§ **Task to carry out**
Copy out every one of the following records line by line, reproducing each character without alteration.

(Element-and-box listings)
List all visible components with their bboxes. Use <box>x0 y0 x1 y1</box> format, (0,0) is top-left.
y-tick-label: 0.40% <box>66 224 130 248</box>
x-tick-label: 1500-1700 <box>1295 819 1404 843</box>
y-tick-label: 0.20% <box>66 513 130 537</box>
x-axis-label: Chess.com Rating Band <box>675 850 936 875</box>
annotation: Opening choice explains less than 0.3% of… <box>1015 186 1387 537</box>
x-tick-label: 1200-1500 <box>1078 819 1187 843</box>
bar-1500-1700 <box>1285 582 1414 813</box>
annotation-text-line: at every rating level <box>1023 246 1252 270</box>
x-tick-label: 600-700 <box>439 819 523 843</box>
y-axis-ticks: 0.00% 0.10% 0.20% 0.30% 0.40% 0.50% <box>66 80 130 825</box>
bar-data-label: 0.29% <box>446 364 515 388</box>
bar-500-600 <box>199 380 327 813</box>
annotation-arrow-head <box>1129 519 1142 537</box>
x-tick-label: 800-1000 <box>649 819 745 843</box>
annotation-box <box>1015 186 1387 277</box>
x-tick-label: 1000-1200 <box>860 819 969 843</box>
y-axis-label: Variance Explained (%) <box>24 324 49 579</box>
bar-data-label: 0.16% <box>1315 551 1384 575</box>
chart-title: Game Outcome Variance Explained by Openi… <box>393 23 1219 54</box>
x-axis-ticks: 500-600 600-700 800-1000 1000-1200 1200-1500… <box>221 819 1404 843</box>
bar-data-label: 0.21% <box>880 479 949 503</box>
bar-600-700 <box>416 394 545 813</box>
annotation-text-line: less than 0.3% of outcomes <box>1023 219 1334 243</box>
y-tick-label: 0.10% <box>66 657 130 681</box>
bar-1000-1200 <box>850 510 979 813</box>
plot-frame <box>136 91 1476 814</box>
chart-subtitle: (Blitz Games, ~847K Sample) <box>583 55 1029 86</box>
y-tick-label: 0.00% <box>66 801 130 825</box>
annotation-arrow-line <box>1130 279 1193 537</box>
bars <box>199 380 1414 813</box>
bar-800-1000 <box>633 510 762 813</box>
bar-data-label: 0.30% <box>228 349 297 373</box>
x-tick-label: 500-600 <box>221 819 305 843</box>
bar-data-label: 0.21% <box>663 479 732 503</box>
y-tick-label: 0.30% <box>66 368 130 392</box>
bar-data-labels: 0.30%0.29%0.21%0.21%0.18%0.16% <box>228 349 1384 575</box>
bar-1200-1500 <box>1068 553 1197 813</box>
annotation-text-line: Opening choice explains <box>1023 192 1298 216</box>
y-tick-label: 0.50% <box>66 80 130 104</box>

§ **Completed task**
List all visible components with their bboxes. Use <box>x0 y0 x1 y1</box> format, (0,0) is top-left.
y-tick-label: 0.40% <box>66 224 130 248</box>
x-tick-label: 1500-1700 <box>1295 819 1404 843</box>
y-tick-label: 0.20% <box>66 513 130 537</box>
x-axis-label: Chess.com Rating Band <box>675 850 936 875</box>
annotation: Opening choice explains less than 0.3% of… <box>1015 186 1387 537</box>
x-tick-label: 1200-1500 <box>1078 819 1187 843</box>
bar-1500-1700 <box>1285 582 1414 813</box>
annotation-text-line: at every rating level <box>1023 246 1252 270</box>
x-tick-label: 600-700 <box>439 819 523 843</box>
y-axis-ticks: 0.00% 0.10% 0.20% 0.30% 0.40% 0.50% <box>66 80 130 825</box>
bar-data-label: 0.29% <box>446 364 515 388</box>
bar-500-600 <box>199 380 327 813</box>
annotation-arrow-head <box>1129 519 1142 537</box>
x-tick-label: 800-1000 <box>649 819 745 843</box>
annotation-box <box>1015 186 1387 277</box>
x-tick-label: 1000-1200 <box>860 819 969 843</box>
y-axis-label: Variance Explained (%) <box>24 324 49 579</box>
bar-data-label: 0.16% <box>1315 551 1384 575</box>
chart-title: Game Outcome Variance Explained by Openi… <box>393 23 1219 54</box>
x-axis-ticks: 500-600 600-700 800-1000 1000-1200 1200-1500… <box>221 819 1404 843</box>
bar-data-label: 0.21% <box>880 479 949 503</box>
bar-600-700 <box>416 394 545 813</box>
annotation-text-line: less than 0.3% of outcomes <box>1023 219 1334 243</box>
y-tick-label: 0.10% <box>66 657 130 681</box>
bar-1000-1200 <box>850 510 979 813</box>
plot-frame <box>136 91 1476 814</box>
chart-subtitle: (Blitz Games, ~847K Sample) <box>583 55 1029 86</box>
y-tick-label: 0.00% <box>66 801 130 825</box>
annotation-arrow-line <box>1130 279 1193 537</box>
bars <box>199 380 1414 813</box>
bar-800-1000 <box>633 510 762 813</box>
bar-data-label: 0.30% <box>228 349 297 373</box>
x-tick-label: 500-600 <box>221 819 305 843</box>
bar-data-label: 0.21% <box>663 479 732 503</box>
y-tick-label: 0.30% <box>66 368 130 392</box>
bar-data-labels: 0.30%0.29%0.21%0.21%0.18%0.16% <box>228 349 1384 575</box>
bar-1200-1500 <box>1068 553 1197 813</box>
annotation-text-line: Opening choice explains <box>1023 192 1298 216</box>
y-tick-label: 0.50% <box>66 80 130 104</box>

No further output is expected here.